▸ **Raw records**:
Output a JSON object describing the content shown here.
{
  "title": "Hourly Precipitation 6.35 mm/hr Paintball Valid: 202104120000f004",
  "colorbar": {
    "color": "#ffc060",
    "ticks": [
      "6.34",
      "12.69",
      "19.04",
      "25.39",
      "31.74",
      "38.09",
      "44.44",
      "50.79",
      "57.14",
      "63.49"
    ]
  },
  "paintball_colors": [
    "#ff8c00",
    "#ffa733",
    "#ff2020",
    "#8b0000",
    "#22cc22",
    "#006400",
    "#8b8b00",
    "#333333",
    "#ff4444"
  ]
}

▸ **TASK OBJECTIVE**:
Your task is to output all of the data above word for word.

▸ **EXERCISE OUTPUT**:
Output a JSON object describing the content shown here.
{
  "title": "Hourly Precipitation 6.35 mm/hr Paintball Valid: 202104120000f004",
  "colorbar": {
    "color": "#ffc060",
    "ticks": [
      "6.34",
      "12.69",
      "19.04",
      "25.39",
      "31.74",
      "38.09",
      "44.44",
      "50.79",
      "57.14",
      "63.49"
    ]
  },
  "paintball_colors": [
    "#ff8c00",
    "#ffa733",
    "#ff2020",
    "#8b0000",
    "#22cc22",
    "#006400",
    "#8b8b00",
    "#333333",
    "#ff4444"
  ]
}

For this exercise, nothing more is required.